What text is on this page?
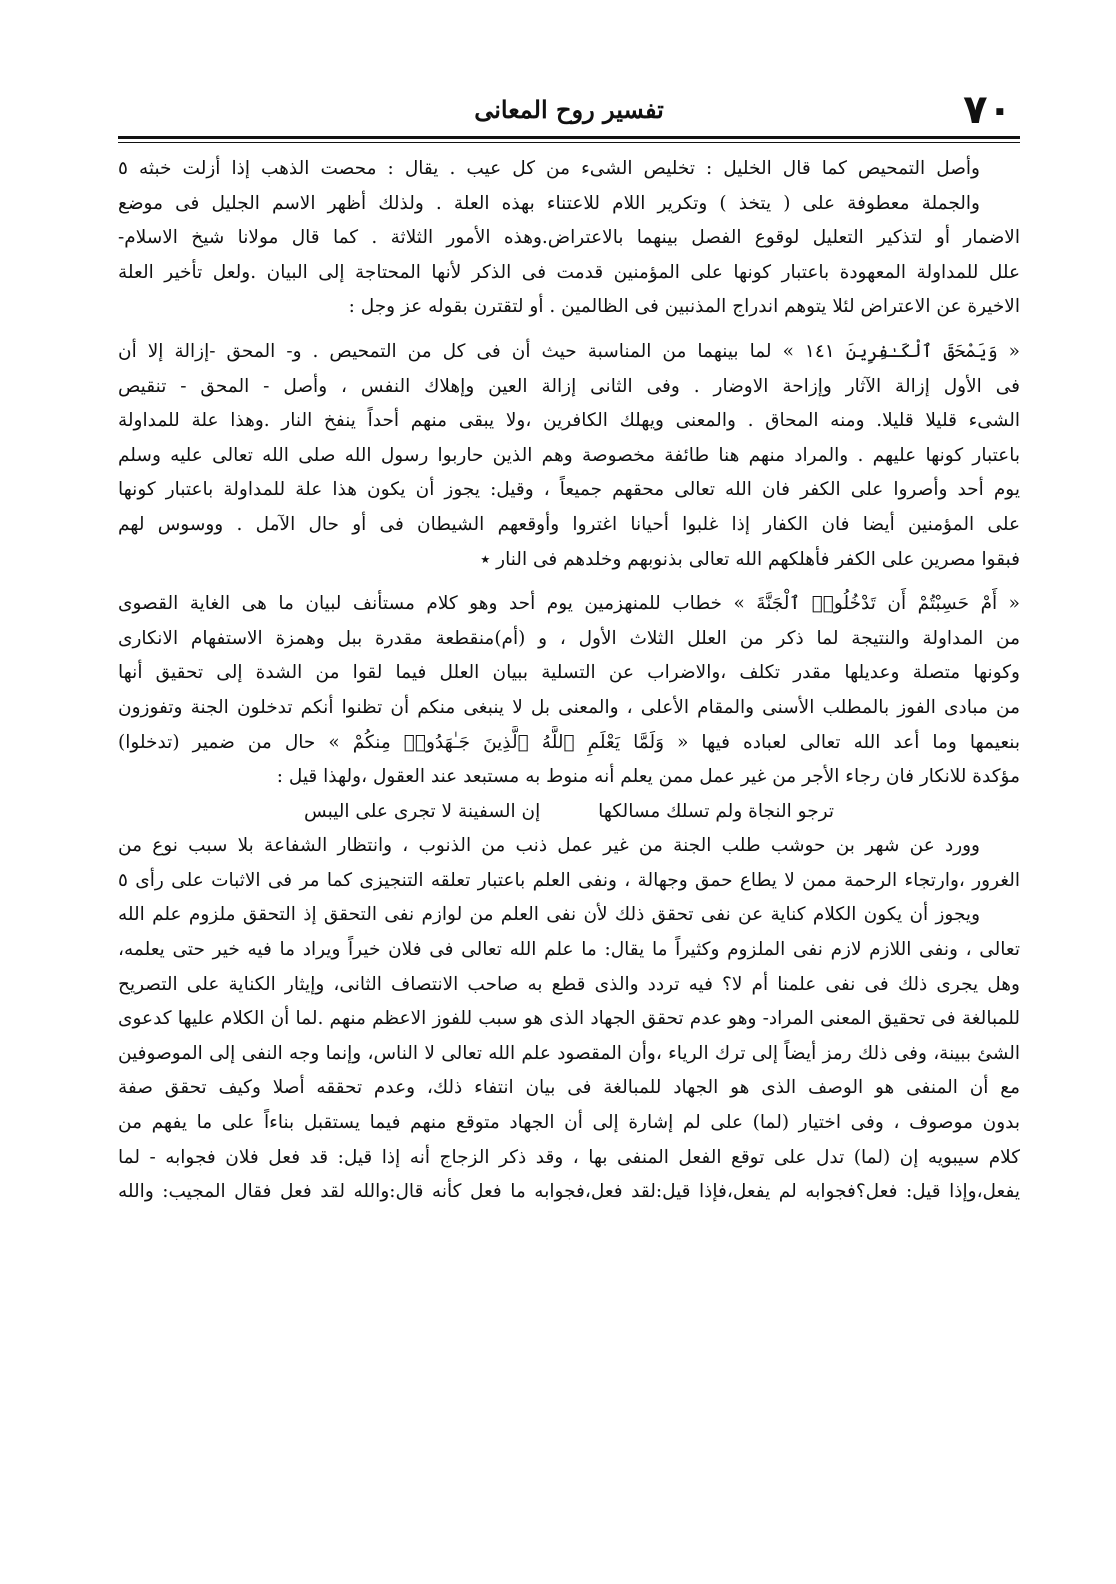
٧٠
تفسير روح المعانى
وأصل التمحيص كما قال الخليل : تخليص الشىء من كل عيب . يقال : محصت الذهب إذا أزلت خبثه ٥
والجملة معطوفة على ( يتخذ ) وتكرير اللام للاعتناء بهذه العلة . ولذلك أظهر الاسم الجليل فى موضع
الاضمار أو لتذكير التعليل لوقوع الفصل بينهما بالاعتراض.وهذه الأمور الثلاثة . كما قال مولانا شيخ الاسلام-
علل للمداولة المعهودة باعتبار كونها على المؤمنين قدمت فى الذكر لأنها المحتاجة إلى البيان .ولعل تأخير العلة
الاخيرة عن الاعتراض لئلا يتوهم اندراج المذنبين فى الظالمين . أو لتقترن بقوله عز وجل :
« وَيَمْحَقَ ٱلْكَـٰفِرِينَ ١٤١ » لما بينهما من المناسبة حيث أن فى كل من التمحيص . و- المحق -إزالة إلا أن
فى الأول إزالة الآثار وإزاحة الاوضار . وفى الثانى إزالة العين وإهلاك النفس ، وأصل - المحق - تنقيص
الشىء قليلا قليلا. ومنه المحاق . والمعنى ويهلك الكافرين ،ولا يبقى منهم أحداً ينفخ النار .وهذا علة للمداولة
باعتبار كونها عليهم . والمراد منهم هنا طائفة مخصوصة وهم الذين حاربوا رسول الله صلى الله تعالى عليه وسلم
يوم أحد وأصروا على الكفر فان الله تعالى محقهم جميعاً ، وقيل: يجوز أن يكون هذا علة للمداولة باعتبار كونها
على المؤمنين أيضا فان الكفار إذا غلبوا أحيانا اغتروا وأوقعهم الشيطان فى أو حال الآمل . ووسوس لهم
فبقوا مصرين على الكفر فأهلكهم الله تعالى بذنوبهم وخلدهم فى النار ٭
« أَمْ حَسِبْتُمْ أَن تَدْخُلُوا۟ ٱلْجَنَّةَ » خطاب للمنهزمين يوم أحد وهو كلام مستأنف لبيان ما هى الغاية القصوى
من المداولة والنتيجة لما ذكر من العلل الثلاث الأول ، و (أم)منقطعة مقدرة ببل وهمزة الاستفهام الانكارى
وكونها متصلة وعديلها مقدر تكلف ،والاضراب عن التسلية ببيان العلل فيما لقوا من الشدة إلى تحقيق أنها
من مبادى الفوز بالمطلب الأسنى والمقام الأعلى ، والمعنى بل لا ينبغى منكم أن تظنوا أنكم تدخلون الجنة وتفوزون
بنعيمها وما أعد الله تعالى لعباده فيها « وَلَمَّا يَعْلَمِ ٱللَّهُ ٱلَّذِينَ جَـٰهَدُوا۟ مِنكُمْ » حال من ضمير (تدخلوا)
مؤكدة للانكار فان رجاء الأجر من غير عمل ممن يعلم أنه منوط به مستبعد عند العقول ،ولهذا قيل :
ترجو النجاة ولم تسلك مسالكها إن السفينة لا تجرى على اليبس
وورد عن شهر بن حوشب طلب الجنة من غير عمل ذنب من الذنوب ، وانتظار الشفاعة بلا سبب نوع من
الغرور ،وارتجاء الرحمة ممن لا يطاع حمق وجهالة ، ونفى العلم باعتبار تعلقه التنجيزى كما مر فى الاثبات على رأى ٥
ويجوز أن يكون الكلام كناية عن نفى تحقق ذلك لأن نفى العلم من لوازم نفى التحقق إذ التحقق ملزوم علم الله
تعالى ، ونفى اللازم لازم نفى الملزوم وكثيراً ما يقال: ما علم الله تعالى فى فلان خيراً ويراد ما فيه خير حتى يعلمه،
وهل يجرى ذلك فى نفى علمنا أم لا؟ فيه تردد والذى قطع به صاحب الانتصاف الثانى، وإيثار الكناية على التصريح
للمبالغة فى تحقيق المعنى المراد- وهو عدم تحقق الجهاد الذى هو سبب للفوز الاعظم منهم .لما أن الكلام عليها كدعوى
الشئ ببينة، وفى ذلك رمز أيضاً إلى ترك الرياء ،وأن المقصود علم الله تعالى لا الناس، وإنما وجه النفى إلى الموصوفين
مع أن المنفى هو الوصف الذى هو الجهاد للمبالغة فى بيان انتفاء ذلك، وعدم تحققه أصلا وكيف تحقق صفة
بدون موصوف ، وفى اختيار (لما) على لم إشارة إلى أن الجهاد متوقع منهم فيما يستقبل بناءاً على ما يفهم من
كلام سيبويه إن (لما) تدل على توقع الفعل المنفى بها ، وقد ذكر الزجاج أنه إذا قيل: قد فعل فلان فجوابه - لما
يفعل،وإذا قيل: فعل؟فجوابه لم يفعل،فإذا قيل:لقد فعل،فجوابه ما فعل كأنه قال:والله لقد فعل فقال المجيب: والله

──────────────────────────────

> [Written problem]
Identify the lines of the entries containing the string "ونفى". Copy each such line.

> [Full answer]
الغرور ،وارتجاء الرحمة ممن لا يطاع حمق وجهالة ، ونفى العلم باعتبار تعلقه التنجيزى كما مر فى الاثبات على رأى ٥
تعالى ، ونفى اللازم لازم نفى الملزوم وكثيراً ما يقال: ما علم الله تعالى فى فلان خيراً ويراد ما فيه خير حتى يعلمه،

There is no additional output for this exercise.